# Task goal
Drop the pictures; give again exactly the lines from the one holding "What does this" through the end of the data.

— Start —

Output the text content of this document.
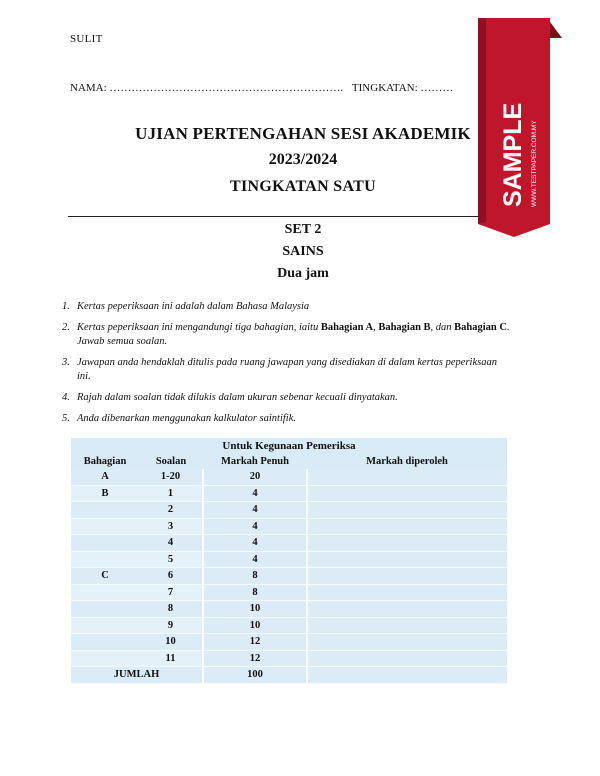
SULIT
NAMA: ………………………………………………………. TINGKATAN: ………
UJIAN PERTENGAHAN SESI AKADEMIK
2023/2024
TINGKATAN SATU
SET 2
SAINS
Dua jam
1. Kertas peperiksaan ini adalah dalam Bahasa Malaysia
2. Kertas peperiksaan ini mengandungi tiga bahagian, iaitu Bahagian A, Bahagian B, dan Bahagian C. Jawab semua soalan.
3. Jawapan anda hendaklah ditulis pada ruang jawapan yang disediakan di dalam kertas peperiksaan ini.
4. Rajah dalam soalan tidak dilukis dalam ukuran sebenar kecuali dinyatakan.
5. Anda dibenarkan menggunakan kalkulator saintifik.
Untuk Kegunaan Pemeriksa			
Bahagian	Soalan	Markah Penuh	Markah diperoleh
A	1-20	20	
B	1	4	
	2	4	
	3	4	
	4	4	
	5	4	
C	6	8	
	7	8	
	8	10	
	9	10	
	10	12	
	11	12	
JUMLAH		100	
SAMPLE WWW.TESTPAPER.COM.MY
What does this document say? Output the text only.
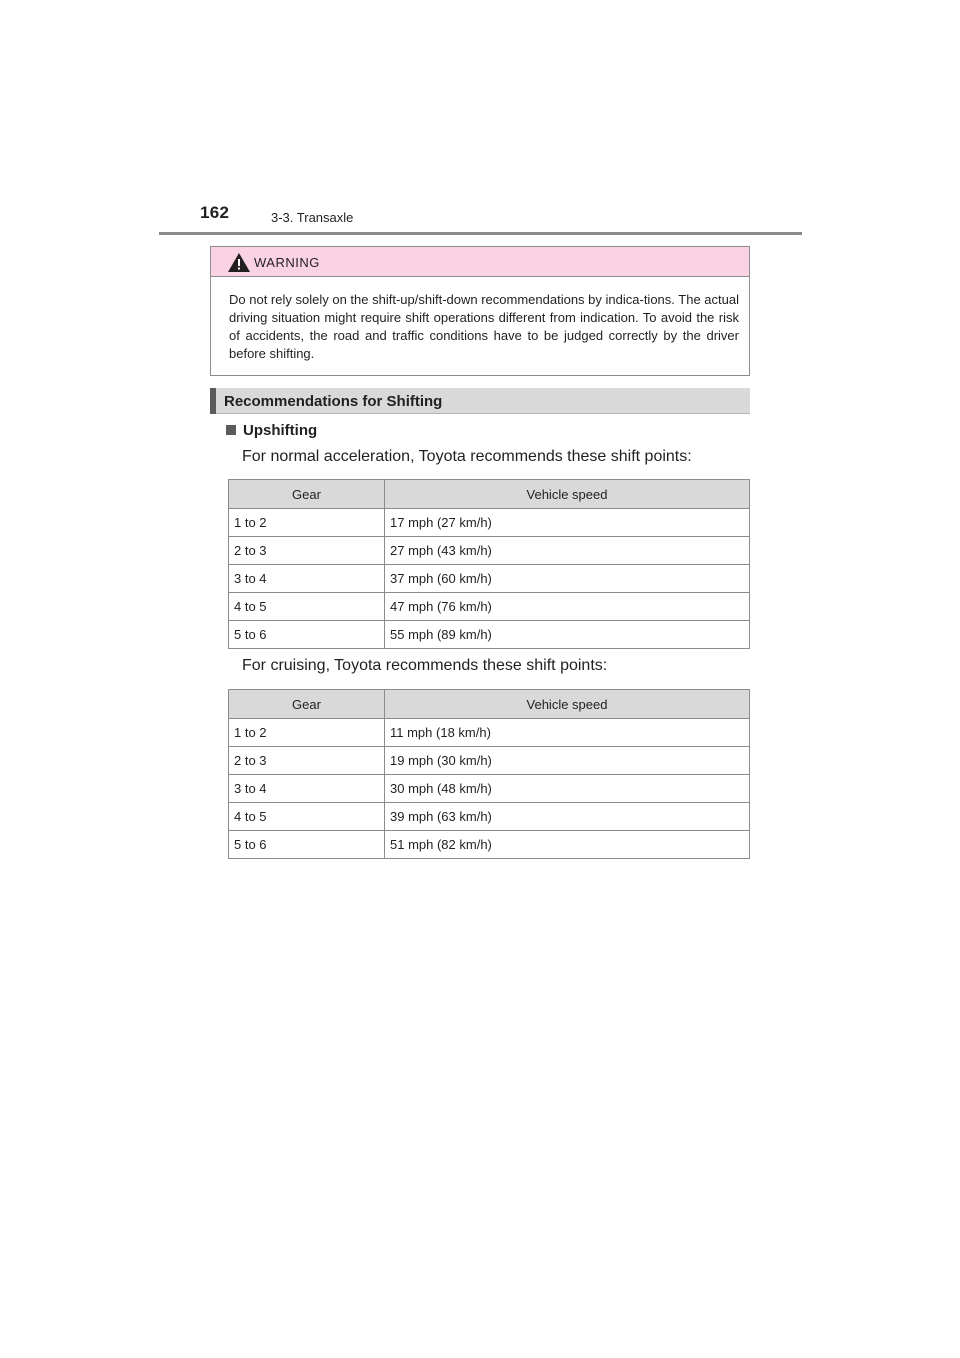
162	3-3. Transaxle
WARNING

Do not rely solely on the shift-up/shift-down recommendations by indica-tions. The actual driving situation might require shift operations different from indication. To avoid the risk of accidents, the road and traffic conditions have to be judged correctly by the driver before shifting.

Recommendations for Shifting
Upshifting

For normal acceleration, Toyota recommends these shift points:

Gear	Vehicle speed
1 to 2	17 mph (27 km/h)
2 to 3	27 mph (43 km/h)
3 to 4	37 mph (60 km/h)
4 to 5	47 mph (76 km/h)
5 to 6	55 mph (89 km/h)

For cruising, Toyota recommends these shift points:

Gear	Vehicle speed
1 to 2	11 mph (18 km/h)
2 to 3	19 mph (30 km/h)
3 to 4	30 mph (48 km/h)
4 to 5	39 mph (63 km/h)
5 to 6	51 mph (82 km/h)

— End —

# Full output
What does this document say? Output the text only.
162	3-3. Transaxle
WARNING

Do not rely solely on the shift-up/shift-down recommendations by indica-tions. The actual driving situation might require shift operations different from indication. To avoid the risk of accidents, the road and traffic conditions have to be judged correctly by the driver before shifting.

Recommendations for Shifting
Upshifting

For normal acceleration, Toyota recommends these shift points:

Gear	Vehicle speed
1 to 2	17 mph (27 km/h)
2 to 3	27 mph (43 km/h)
3 to 4	37 mph (60 km/h)
4 to 5	47 mph (76 km/h)
5 to 6	55 mph (89 km/h)

For cruising, Toyota recommends these shift points:

Gear	Vehicle speed
1 to 2	11 mph (18 km/h)
2 to 3	19 mph (30 km/h)
3 to 4	30 mph (48 km/h)
4 to 5	39 mph (63 km/h)
5 to 6	51 mph (82 km/h)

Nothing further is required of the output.